**** Dataset entries

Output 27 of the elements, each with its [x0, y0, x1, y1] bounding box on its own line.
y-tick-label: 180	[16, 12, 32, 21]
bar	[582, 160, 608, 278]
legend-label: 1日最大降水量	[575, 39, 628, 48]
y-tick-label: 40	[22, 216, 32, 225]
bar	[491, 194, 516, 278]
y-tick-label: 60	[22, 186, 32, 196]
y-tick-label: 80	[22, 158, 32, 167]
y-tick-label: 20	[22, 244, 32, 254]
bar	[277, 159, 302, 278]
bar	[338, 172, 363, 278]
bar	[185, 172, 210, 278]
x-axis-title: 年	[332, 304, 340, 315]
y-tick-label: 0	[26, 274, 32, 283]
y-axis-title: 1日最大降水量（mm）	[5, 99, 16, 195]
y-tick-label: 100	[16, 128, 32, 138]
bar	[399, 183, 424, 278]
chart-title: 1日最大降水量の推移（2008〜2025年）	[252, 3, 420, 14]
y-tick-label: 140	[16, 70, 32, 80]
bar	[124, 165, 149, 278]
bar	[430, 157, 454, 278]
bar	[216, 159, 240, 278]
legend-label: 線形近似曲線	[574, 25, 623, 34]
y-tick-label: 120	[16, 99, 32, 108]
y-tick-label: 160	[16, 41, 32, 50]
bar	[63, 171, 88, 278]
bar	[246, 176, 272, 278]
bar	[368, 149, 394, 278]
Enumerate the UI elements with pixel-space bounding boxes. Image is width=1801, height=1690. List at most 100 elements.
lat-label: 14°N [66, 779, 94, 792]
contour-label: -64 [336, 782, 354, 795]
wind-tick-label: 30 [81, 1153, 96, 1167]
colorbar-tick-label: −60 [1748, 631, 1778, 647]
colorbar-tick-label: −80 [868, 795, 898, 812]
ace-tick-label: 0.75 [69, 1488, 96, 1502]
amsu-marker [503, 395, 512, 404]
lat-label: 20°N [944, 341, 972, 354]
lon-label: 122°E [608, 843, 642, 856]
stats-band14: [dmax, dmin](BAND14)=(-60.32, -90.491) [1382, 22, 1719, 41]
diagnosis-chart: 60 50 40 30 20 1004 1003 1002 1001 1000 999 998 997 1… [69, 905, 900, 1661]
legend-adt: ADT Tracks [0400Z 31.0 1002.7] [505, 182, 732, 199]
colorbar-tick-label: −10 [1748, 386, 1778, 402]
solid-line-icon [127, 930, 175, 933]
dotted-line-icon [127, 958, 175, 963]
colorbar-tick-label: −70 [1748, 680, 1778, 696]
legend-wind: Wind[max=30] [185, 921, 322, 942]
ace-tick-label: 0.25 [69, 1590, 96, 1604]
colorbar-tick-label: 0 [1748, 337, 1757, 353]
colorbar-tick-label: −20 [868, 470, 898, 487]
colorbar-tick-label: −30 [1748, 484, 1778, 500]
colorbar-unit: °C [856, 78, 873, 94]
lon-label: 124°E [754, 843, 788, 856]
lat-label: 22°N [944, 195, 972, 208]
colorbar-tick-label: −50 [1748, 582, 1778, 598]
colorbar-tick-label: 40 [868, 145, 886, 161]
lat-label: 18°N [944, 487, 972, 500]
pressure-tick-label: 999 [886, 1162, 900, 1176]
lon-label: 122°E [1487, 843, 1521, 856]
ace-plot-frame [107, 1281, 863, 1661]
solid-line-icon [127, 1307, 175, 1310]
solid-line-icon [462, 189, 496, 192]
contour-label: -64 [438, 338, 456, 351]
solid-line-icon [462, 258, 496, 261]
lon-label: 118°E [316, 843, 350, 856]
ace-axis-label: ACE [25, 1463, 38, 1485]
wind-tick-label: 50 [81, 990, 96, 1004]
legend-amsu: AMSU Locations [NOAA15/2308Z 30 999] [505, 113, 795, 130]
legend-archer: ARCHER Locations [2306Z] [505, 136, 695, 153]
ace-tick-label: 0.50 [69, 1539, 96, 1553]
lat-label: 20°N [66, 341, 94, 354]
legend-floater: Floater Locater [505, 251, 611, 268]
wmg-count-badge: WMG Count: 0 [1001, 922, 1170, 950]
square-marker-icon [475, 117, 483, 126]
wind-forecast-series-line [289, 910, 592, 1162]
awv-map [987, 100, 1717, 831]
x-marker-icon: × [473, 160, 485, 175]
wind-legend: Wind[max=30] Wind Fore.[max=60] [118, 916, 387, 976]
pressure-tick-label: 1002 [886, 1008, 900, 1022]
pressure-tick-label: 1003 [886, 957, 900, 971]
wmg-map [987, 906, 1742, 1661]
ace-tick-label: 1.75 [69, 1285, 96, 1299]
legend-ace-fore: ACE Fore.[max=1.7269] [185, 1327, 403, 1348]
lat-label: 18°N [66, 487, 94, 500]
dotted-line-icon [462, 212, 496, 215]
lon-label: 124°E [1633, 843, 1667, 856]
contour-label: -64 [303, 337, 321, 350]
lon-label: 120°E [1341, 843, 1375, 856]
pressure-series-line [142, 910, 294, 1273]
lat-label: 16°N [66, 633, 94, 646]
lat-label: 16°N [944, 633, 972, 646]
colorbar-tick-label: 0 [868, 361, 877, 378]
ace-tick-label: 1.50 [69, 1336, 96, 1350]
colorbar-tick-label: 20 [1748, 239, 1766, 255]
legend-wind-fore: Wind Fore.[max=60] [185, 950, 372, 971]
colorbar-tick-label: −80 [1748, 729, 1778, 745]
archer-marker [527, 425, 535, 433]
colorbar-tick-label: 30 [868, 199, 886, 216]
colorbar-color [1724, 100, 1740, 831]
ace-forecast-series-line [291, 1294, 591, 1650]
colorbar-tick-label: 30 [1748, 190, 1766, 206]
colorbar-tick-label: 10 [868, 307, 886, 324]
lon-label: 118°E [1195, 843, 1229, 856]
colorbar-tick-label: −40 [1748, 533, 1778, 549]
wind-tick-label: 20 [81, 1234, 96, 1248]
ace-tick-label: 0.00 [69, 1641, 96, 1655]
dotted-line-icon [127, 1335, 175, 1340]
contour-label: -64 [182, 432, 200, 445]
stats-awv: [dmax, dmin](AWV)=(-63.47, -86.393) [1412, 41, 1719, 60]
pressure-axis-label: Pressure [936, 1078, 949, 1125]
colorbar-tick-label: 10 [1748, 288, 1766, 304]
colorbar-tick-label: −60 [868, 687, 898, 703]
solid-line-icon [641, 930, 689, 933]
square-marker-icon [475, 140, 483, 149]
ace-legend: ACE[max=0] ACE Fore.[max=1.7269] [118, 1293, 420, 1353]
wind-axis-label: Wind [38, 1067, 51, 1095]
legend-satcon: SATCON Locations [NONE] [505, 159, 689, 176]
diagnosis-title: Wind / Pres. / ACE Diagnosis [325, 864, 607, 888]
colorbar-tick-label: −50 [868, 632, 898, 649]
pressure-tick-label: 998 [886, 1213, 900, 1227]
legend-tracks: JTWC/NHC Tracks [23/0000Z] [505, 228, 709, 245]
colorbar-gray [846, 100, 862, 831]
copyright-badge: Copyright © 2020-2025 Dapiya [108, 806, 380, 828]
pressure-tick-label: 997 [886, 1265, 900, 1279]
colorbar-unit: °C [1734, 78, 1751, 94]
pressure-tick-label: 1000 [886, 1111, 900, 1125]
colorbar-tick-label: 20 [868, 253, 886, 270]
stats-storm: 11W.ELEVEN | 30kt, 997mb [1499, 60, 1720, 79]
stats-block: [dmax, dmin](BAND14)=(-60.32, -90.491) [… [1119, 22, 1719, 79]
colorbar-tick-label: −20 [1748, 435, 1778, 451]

********

Put every line from the start of the records through the line containing "99, 32, 108]" into a Markdown table with the columns Row and Line, numbering each row. Leave out blank lines.

| Row | Line |
|---|---|
| 1 | Output 27 of the elements, each with its [x0, y0, x1, y1] bounding box on its own line. |
| 2 | y-tick-label: 180	[16, 12, 32, 21] |
| 3 | bar	[582, 160, 608, 278] |
| 4 | legend-label: 1日最大降水量	[575, 39, 628, 48] |
| 5 | y-tick-label: 40	[22, 216, 32, 225] |
| 6 | bar	[491, 194, 516, 278] |
| 7 | y-tick-label: 60	[22, 186, 32, 196] |
| 8 | y-tick-label: 80	[22, 158, 32, 167] |
| 9 | y-tick-label: 20	[22, 244, 32, 254] |
| 10 | bar	[277, 159, 302, 278] |
| 11 | bar	[338, 172, 363, 278] |
| 12 | bar	[185, 172, 210, 278] |
| 13 | x-axis-title: 年	[332, 304, 340, 315] |
| 14 | y-tick-label: 0	[26, 274, 32, 283] |
| 15 | y-axis-title: 1日最大降水量（mm）	[5, 99, 16, 195] |
| 16 | y-tick-label: 100	[16, 128, 32, 138] |
| 17 | bar	[399, 183, 424, 278] |
| 18 | chart-title: 1日最大降水量の推移（2008〜2025年）	[252, 3, 420, 14] |
| 19 | y-tick-label: 140	[16, 70, 32, 80] |
| 20 | bar	[124, 165, 149, 278] |
| 21 | bar	[430, 157, 454, 278] |
| 22 | bar	[216, 159, 240, 278] |
| 23 | legend-label: 線形近似曲線	[574, 25, 623, 34] |
| 24 | y-tick-label: 120	[16, 99, 32, 108] |